What is being asked
Give the number of lines below that contain the word "where", and nothing else.

Dataset records on visual material
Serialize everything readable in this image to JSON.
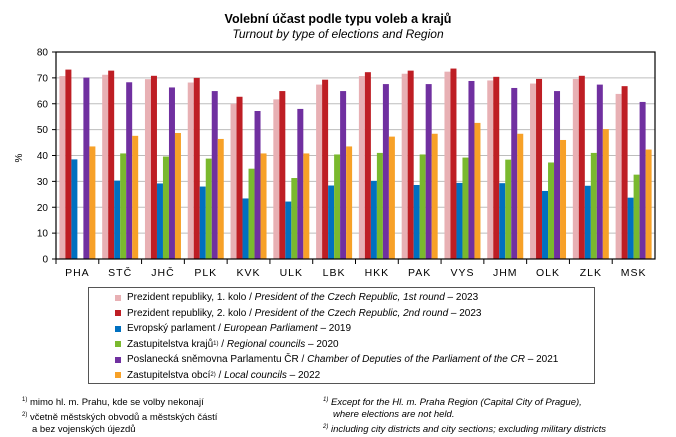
{
  "chart_data": {
    "type": "bar",
    "title": "Volební účast podle typu voleb a krajů",
    "subtitle": "Turnout by type of elections and Region",
    "ylabel": "%",
    "xlabel": "",
    "ylim": [
      0,
      80
    ],
    "yticks": [
      0,
      10,
      20,
      30,
      40,
      50,
      60,
      70,
      80
    ],
    "grid": true,
    "categories": [
      "PHA",
      "STČ",
      "JHČ",
      "PLK",
      "KVK",
      "ULK",
      "LBK",
      "HKK",
      "PAK",
      "VYS",
      "JHM",
      "OLK",
      "ZLK",
      "MSK"
    ],
    "series": [
      {
        "name": "Prezident republiky, 1. kolo",
        "name_en": "President of the Czech Republic, 1st round",
        "year": "2023",
        "sup": "",
        "color": "#e8b0b4",
        "values": [
          70.7,
          71.2,
          69.5,
          68.2,
          60.0,
          61.7,
          67.4,
          70.7,
          71.6,
          72.4,
          69.0,
          67.8,
          69.6,
          63.8
        ]
      },
      {
        "name": "Prezident republiky, 2. kolo",
        "name_en": "President of the Czech Republic, 2nd round",
        "year": "2023",
        "sup": "",
        "color": "#be1e24",
        "values": [
          73.2,
          72.8,
          70.8,
          70.0,
          62.7,
          64.9,
          69.3,
          72.2,
          72.8,
          73.6,
          70.4,
          69.6,
          70.8,
          66.8
        ]
      },
      {
        "name": "Evropský parlament",
        "name_en": "European Parliament",
        "year": "2019",
        "sup": "",
        "color": "#0070c0",
        "values": [
          38.5,
          30.3,
          29.2,
          28.0,
          23.4,
          22.2,
          28.4,
          30.2,
          28.6,
          29.4,
          29.3,
          26.3,
          28.3,
          23.7
        ]
      },
      {
        "name": "Zastupitelstva krajů",
        "name_en": "Regional councils",
        "year": "2020",
        "sup": "1)",
        "color": "#7ab92e",
        "values": [
          null,
          40.8,
          39.6,
          38.8,
          34.9,
          31.3,
          40.4,
          41.0,
          40.4,
          39.2,
          38.4,
          37.3,
          41.0,
          32.6
        ]
      },
      {
        "name": "Poslanecká sněmovna Parlamentu  ČR",
        "name_en": "Chamber of Deputies of the Parliament of the CR",
        "year": "2021",
        "sup": "",
        "color": "#7030a0",
        "values": [
          70.1,
          68.3,
          66.3,
          64.9,
          57.2,
          58.0,
          64.9,
          67.6,
          67.6,
          68.8,
          66.1,
          64.9,
          67.4,
          60.7
        ]
      },
      {
        "name": "Zastupitelstva obcí",
        "name_en": "Local councils",
        "year": "2022",
        "sup": "2)",
        "color": "#f7a128",
        "values": [
          43.5,
          47.6,
          48.7,
          46.4,
          40.8,
          40.8,
          43.5,
          47.3,
          48.4,
          52.6,
          48.4,
          46.0,
          50.2,
          42.3
        ]
      }
    ]
  },
  "footnotes": {
    "cz1": "mimo hl. m. Prahu, kde se volby nekonají",
    "cz2a": "včetně městských obvodů a městských částí",
    "cz2b": "a bez vojenských újezdů",
    "en1a": "Except for the Hl. m. Praha Region (Capital City of Prague),",
    "en1b": "where elections are not held.",
    "en2": "including city districts and city sections; excluding military districts",
    "m1": "1)",
    "m2": "2)"
  }
}
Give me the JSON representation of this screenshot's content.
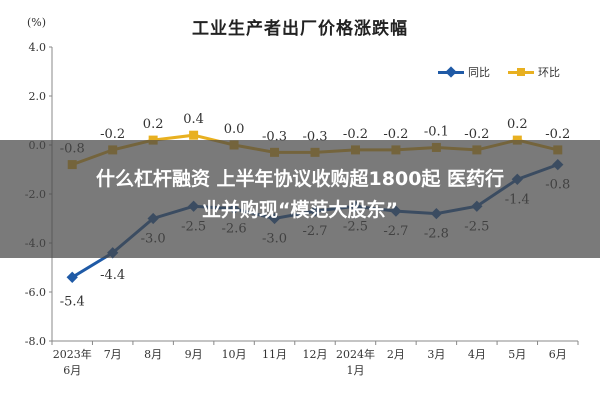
{
  "chart_data": {
    "type": "line",
    "title": "工业生产者出厂价格涨跌幅",
    "ylabel": "(%)",
    "ylim": [
      -8.0,
      4.0
    ],
    "yticks": [
      "4.0",
      "2.0",
      "0.0",
      "-2.0",
      "-4.0",
      "-6.0",
      "-8.0"
    ],
    "categories": [
      {
        "l1": "2023年",
        "l2": "6月"
      },
      {
        "l1": "7月",
        "l2": ""
      },
      {
        "l1": "8月",
        "l2": ""
      },
      {
        "l1": "9月",
        "l2": ""
      },
      {
        "l1": "10月",
        "l2": ""
      },
      {
        "l1": "11月",
        "l2": ""
      },
      {
        "l1": "12月",
        "l2": ""
      },
      {
        "l1": "2024年",
        "l2": "1月"
      },
      {
        "l1": "2月",
        "l2": ""
      },
      {
        "l1": "3月",
        "l2": ""
      },
      {
        "l1": "4月",
        "l2": ""
      },
      {
        "l1": "5月",
        "l2": ""
      },
      {
        "l1": "6月",
        "l2": ""
      }
    ],
    "series": [
      {
        "name": "同比",
        "color": "#1f5aa6",
        "marker": "diamond",
        "values": [
          -5.4,
          -4.4,
          -3.0,
          -2.5,
          -2.6,
          -3.0,
          -2.7,
          -2.5,
          -2.7,
          -2.8,
          -2.5,
          -1.4,
          -0.8
        ]
      },
      {
        "name": "环比",
        "color": "#e8b020",
        "marker": "square",
        "values": [
          -0.8,
          -0.2,
          0.2,
          0.4,
          0.0,
          -0.3,
          -0.3,
          -0.2,
          -0.2,
          -0.1,
          -0.2,
          0.2,
          -0.2
        ]
      }
    ],
    "legend_position": "top-right",
    "grid": false
  },
  "overlay": {
    "line1": "什么杠杆融资 上半年协议收购超1800起 医药行",
    "line2": "业并购现“模范大股东”"
  }
}
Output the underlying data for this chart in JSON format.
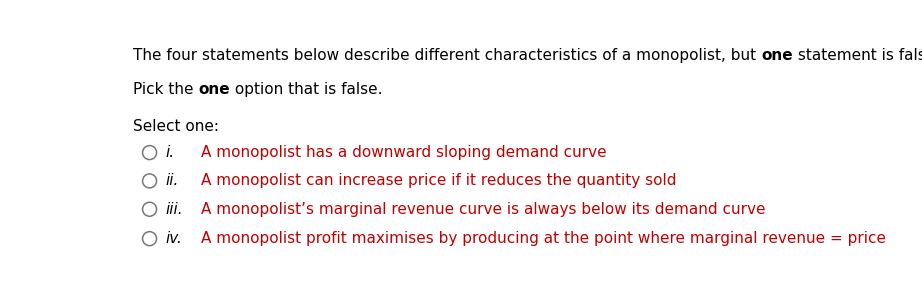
{
  "background_color": "#ffffff",
  "header_line1_parts": [
    {
      "text": "The four statements below describe different characteristics of a monopolist, but ",
      "bold": false,
      "color": "#000000"
    },
    {
      "text": "one",
      "bold": true,
      "color": "#000000"
    },
    {
      "text": " statement is false.",
      "bold": false,
      "color": "#000000"
    }
  ],
  "header_line2_parts": [
    {
      "text": "Pick the ",
      "bold": false,
      "color": "#000000"
    },
    {
      "text": "one",
      "bold": true,
      "color": "#000000"
    },
    {
      "text": " option that is false.",
      "bold": false,
      "color": "#000000"
    }
  ],
  "select_one_label": "Select one:",
  "options": [
    {
      "label": "i.",
      "parts": [
        {
          "text": "A monopolist has a downward sloping demand curve",
          "color": "#c00000"
        }
      ]
    },
    {
      "label": "ii.",
      "parts": [
        {
          "text": "A monopolist can increase price if it reduces the quantity sold",
          "color": "#c00000"
        }
      ]
    },
    {
      "label": "iii.",
      "parts": [
        {
          "text": "A monopolist’s marginal revenue curve is always below its demand curve",
          "color": "#c00000"
        }
      ]
    },
    {
      "label": "iv.",
      "parts": [
        {
          "text": "A monopolist profit maximises by producing at the point where marginal revenue = price",
          "color": "#c00000"
        }
      ]
    }
  ],
  "font_size": 11.0,
  "circle_color": "#777777",
  "text_color_black": "#000000",
  "text_color_red": "#c00000"
}
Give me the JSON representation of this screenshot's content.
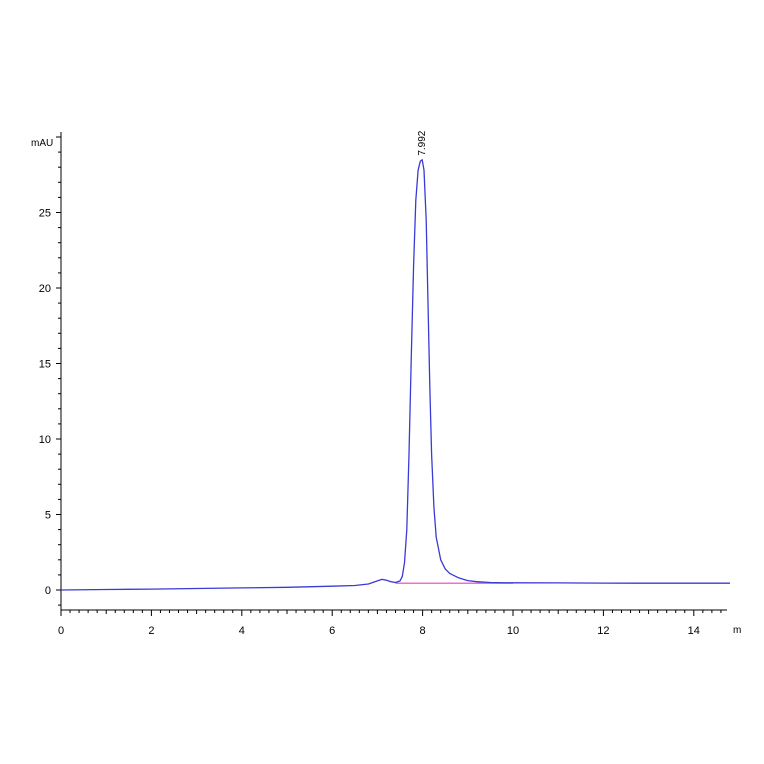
{
  "chart_data": {
    "type": "line",
    "ylabel": "mAU",
    "xlabel": "m",
    "xlim": [
      0,
      14.8
    ],
    "ylim": [
      -1.2,
      30.5
    ],
    "x_ticks": [
      0,
      2,
      4,
      6,
      8,
      10,
      12,
      14
    ],
    "x_tick_labels": [
      "0",
      "2",
      "4",
      "6",
      "8",
      "10",
      "12",
      "14"
    ],
    "y_ticks": [
      0,
      5,
      10,
      15,
      20,
      25
    ],
    "y_tick_labels": [
      "0",
      "5",
      "10",
      "15",
      "20",
      "25"
    ],
    "grid": false,
    "series": [
      {
        "color": "#3a3ad6",
        "x": [
          0.0,
          1.0,
          2.0,
          3.0,
          4.0,
          5.0,
          6.0,
          6.5,
          6.8,
          7.0,
          7.1,
          7.2,
          7.3,
          7.4,
          7.5,
          7.55,
          7.6,
          7.65,
          7.7,
          7.75,
          7.8,
          7.85,
          7.9,
          7.95,
          7.992,
          8.03,
          8.08,
          8.12,
          8.16,
          8.2,
          8.25,
          8.3,
          8.4,
          8.5,
          8.6,
          8.8,
          9.0,
          9.2,
          9.5,
          9.8,
          10.0,
          11.0,
          12.0,
          13.0,
          14.0,
          14.8
        ],
        "y": [
          0.0,
          0.03,
          0.06,
          0.1,
          0.14,
          0.18,
          0.25,
          0.3,
          0.4,
          0.6,
          0.7,
          0.65,
          0.55,
          0.5,
          0.6,
          0.9,
          1.8,
          4.0,
          9.0,
          15.5,
          21.5,
          25.8,
          27.8,
          28.4,
          28.5,
          27.8,
          24.5,
          19.0,
          13.5,
          9.0,
          5.5,
          3.5,
          2.0,
          1.4,
          1.1,
          0.8,
          0.62,
          0.55,
          0.5,
          0.48,
          0.48,
          0.47,
          0.46,
          0.45,
          0.45,
          0.45
        ]
      },
      {
        "color": "#e040c8",
        "x": [
          7.4,
          10.0
        ],
        "y": [
          0.45,
          0.45
        ]
      }
    ],
    "annotations": [
      {
        "text": "7.992",
        "x": 7.992,
        "y": 28.5
      }
    ]
  }
}
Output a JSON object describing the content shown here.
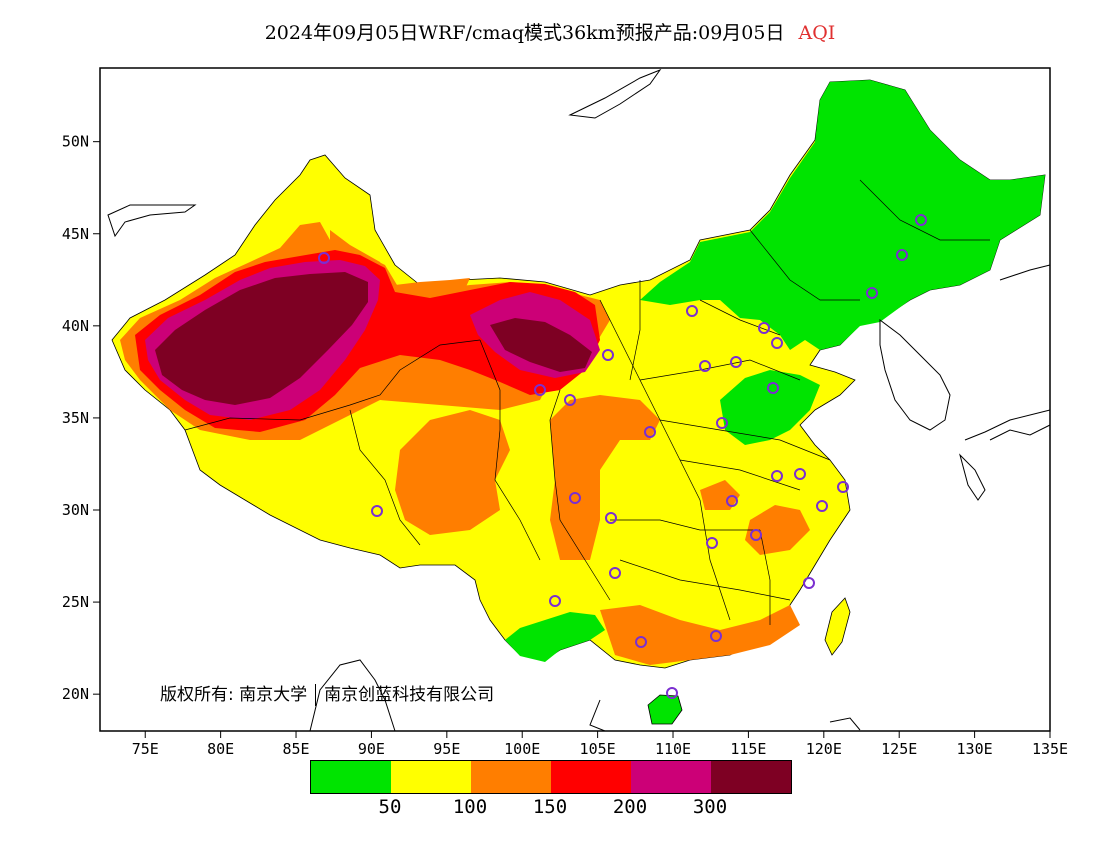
{
  "title": {
    "main": "2024年09月05日WRF/cmaq模式36km预报产品:09月05日",
    "variable": "AQI",
    "variable_color": "#e03030"
  },
  "axes": {
    "lat_labels": [
      "50N",
      "45N",
      "40N",
      "35N",
      "30N",
      "25N",
      "20N"
    ],
    "lat_values": [
      50,
      45,
      40,
      35,
      30,
      25,
      20
    ],
    "lon_labels": [
      "75E",
      "80E",
      "85E",
      "90E",
      "95E",
      "100E",
      "105E",
      "110E",
      "115E",
      "120E",
      "125E",
      "130E",
      "135E"
    ],
    "lon_values": [
      75,
      80,
      85,
      90,
      95,
      100,
      105,
      110,
      115,
      120,
      125,
      130,
      135
    ],
    "lon_range": [
      72,
      135
    ],
    "lat_range": [
      18,
      54
    ]
  },
  "legend": {
    "colors": [
      "#00e400",
      "#ffff00",
      "#ff7e00",
      "#ff0000",
      "#cc0077",
      "#7e0023"
    ],
    "labels": [
      "50",
      "100",
      "150",
      "200",
      "300"
    ],
    "categories": [
      "0-50",
      "50-100",
      "100-150",
      "150-200",
      "200-300",
      ">300"
    ]
  },
  "copyright": {
    "prefix": "版权所有:",
    "owner1": "南京大学",
    "owner2": "南京创蓝科技有限公司"
  },
  "station_markers": {
    "color": "#7b2fd0",
    "icon": "circle-marker-icon"
  }
}
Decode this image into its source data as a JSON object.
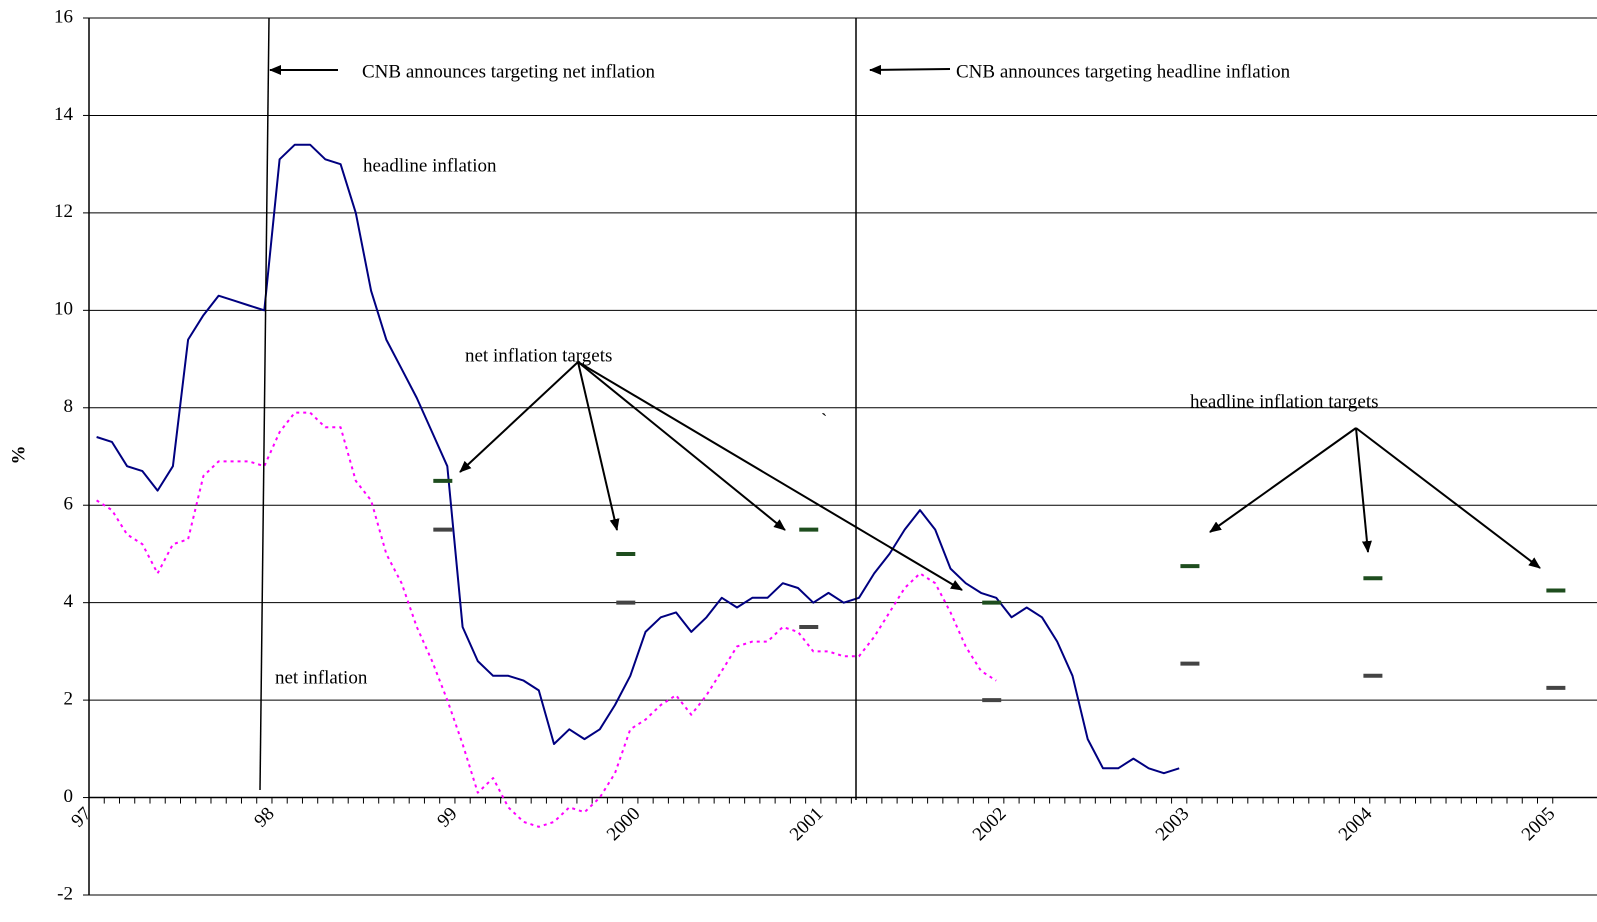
{
  "chart_data": {
    "type": "line",
    "y_label": "%",
    "categories": [
      "97",
      null,
      null,
      null,
      null,
      null,
      null,
      null,
      null,
      null,
      null,
      null,
      "98",
      null,
      null,
      null,
      null,
      null,
      null,
      null,
      null,
      null,
      null,
      null,
      "99",
      null,
      null,
      null,
      null,
      null,
      null,
      null,
      null,
      null,
      null,
      null,
      "2000",
      null,
      null,
      null,
      null,
      null,
      null,
      null,
      null,
      null,
      null,
      null,
      "2001",
      null,
      null,
      null,
      null,
      null,
      null,
      null,
      null,
      null,
      null,
      null,
      "2002",
      null,
      null,
      null,
      null,
      null,
      null,
      null,
      null,
      null,
      null,
      null,
      "2003",
      null,
      null,
      null,
      null,
      null,
      null,
      null,
      null,
      null,
      null,
      null,
      "2004",
      null,
      null,
      null,
      null,
      null,
      null,
      null,
      null,
      null,
      null,
      null,
      "2005"
    ],
    "series": [
      {
        "name": "headline inflation",
        "color": "#000080",
        "style": "solid",
        "values": [
          7.4,
          7.3,
          6.8,
          6.7,
          6.3,
          6.8,
          9.4,
          9.9,
          10.3,
          10.2,
          10.1,
          10.0,
          13.1,
          13.4,
          13.4,
          13.1,
          13.0,
          12.0,
          10.4,
          9.4,
          8.8,
          8.2,
          7.5,
          6.8,
          3.5,
          2.8,
          2.5,
          2.5,
          2.4,
          2.2,
          1.1,
          1.4,
          1.2,
          1.4,
          1.9,
          2.5,
          3.4,
          3.7,
          3.8,
          3.4,
          3.7,
          4.1,
          3.9,
          4.1,
          4.1,
          4.4,
          4.3,
          4.0,
          4.2,
          4.0,
          4.1,
          4.6,
          5.0,
          5.5,
          5.9,
          5.5,
          4.7,
          4.4,
          4.2,
          4.1,
          3.7,
          3.9,
          3.7,
          3.2,
          2.5,
          1.2,
          0.6,
          0.6,
          0.8,
          0.6,
          0.5,
          0.6,
          null,
          null,
          null,
          null,
          null,
          null,
          null,
          null,
          null,
          null,
          null,
          null,
          null,
          null,
          null,
          null,
          null,
          null,
          null,
          null,
          null,
          null,
          null,
          null,
          null
        ]
      },
      {
        "name": "net inflation",
        "color": "#ff00ff",
        "style": "dotted",
        "values": [
          6.1,
          5.9,
          5.4,
          5.2,
          4.6,
          5.2,
          5.3,
          6.6,
          6.9,
          6.9,
          6.9,
          6.8,
          7.5,
          7.9,
          7.9,
          7.6,
          7.6,
          6.5,
          6.1,
          5.0,
          4.4,
          3.5,
          2.8,
          2.0,
          1.1,
          0.1,
          0.4,
          -0.2,
          -0.5,
          -0.6,
          -0.5,
          -0.2,
          -0.3,
          0.0,
          0.5,
          1.4,
          1.6,
          1.9,
          2.1,
          1.7,
          2.1,
          2.6,
          3.1,
          3.2,
          3.2,
          3.5,
          3.4,
          3.0,
          3.0,
          2.9,
          2.9,
          3.3,
          3.8,
          4.3,
          4.6,
          4.4,
          3.8,
          3.1,
          2.6,
          2.4,
          null,
          null,
          null,
          null,
          null,
          null,
          null,
          null,
          null,
          null,
          null,
          null,
          null,
          null,
          null,
          null,
          null,
          null,
          null,
          null,
          null,
          null,
          null,
          null,
          null,
          null,
          null,
          null,
          null,
          null,
          null,
          null,
          null,
          null,
          null,
          null,
          null
        ]
      },
      {
        "color": "#1e4d1e",
        "style": "dash",
        "values": [
          null,
          null,
          null,
          null,
          null,
          null,
          null,
          null,
          null,
          null,
          null,
          null,
          null,
          null,
          null,
          null,
          null,
          null,
          null,
          null,
          null,
          null,
          null,
          6.5,
          null,
          null,
          null,
          null,
          null,
          null,
          null,
          null,
          null,
          null,
          null,
          5.0,
          null,
          null,
          null,
          null,
          null,
          null,
          null,
          null,
          null,
          null,
          null,
          5.5,
          null,
          null,
          null,
          null,
          null,
          null,
          null,
          null,
          null,
          null,
          null,
          4.0,
          null,
          null,
          null,
          null,
          null,
          null,
          null,
          null,
          null,
          null,
          null,
          null,
          4.75,
          null,
          null,
          null,
          null,
          null,
          null,
          null,
          null,
          null,
          null,
          null,
          4.5,
          null,
          null,
          null,
          null,
          null,
          null,
          null,
          null,
          null,
          null,
          null,
          4.25
        ]
      },
      {
        "color": "#444444",
        "style": "dash",
        "values": [
          null,
          null,
          null,
          null,
          null,
          null,
          null,
          null,
          null,
          null,
          null,
          null,
          null,
          null,
          null,
          null,
          null,
          null,
          null,
          null,
          null,
          null,
          null,
          5.5,
          null,
          null,
          null,
          null,
          null,
          null,
          null,
          null,
          null,
          null,
          null,
          4.0,
          null,
          null,
          null,
          null,
          null,
          null,
          null,
          null,
          null,
          null,
          null,
          3.5,
          null,
          null,
          null,
          null,
          null,
          null,
          null,
          null,
          null,
          null,
          null,
          2.0,
          null,
          null,
          null,
          null,
          null,
          null,
          null,
          null,
          null,
          null,
          null,
          null,
          2.75,
          null,
          null,
          null,
          null,
          null,
          null,
          null,
          null,
          null,
          null,
          null,
          2.5,
          null,
          null,
          null,
          null,
          null,
          null,
          null,
          null,
          null,
          null,
          null,
          2.25
        ]
      }
    ],
    "annotations": [
      "CNB announces targeting net inflation",
      "CNB announces targeting headline inflation",
      "net inflation targets",
      "headline inflation targets",
      "`"
    ],
    "ylim": [
      -2,
      16
    ],
    "yticks": [
      -2,
      0,
      2,
      4,
      6,
      8,
      10,
      12,
      14,
      16
    ],
    "grid": true
  }
}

Correct response
2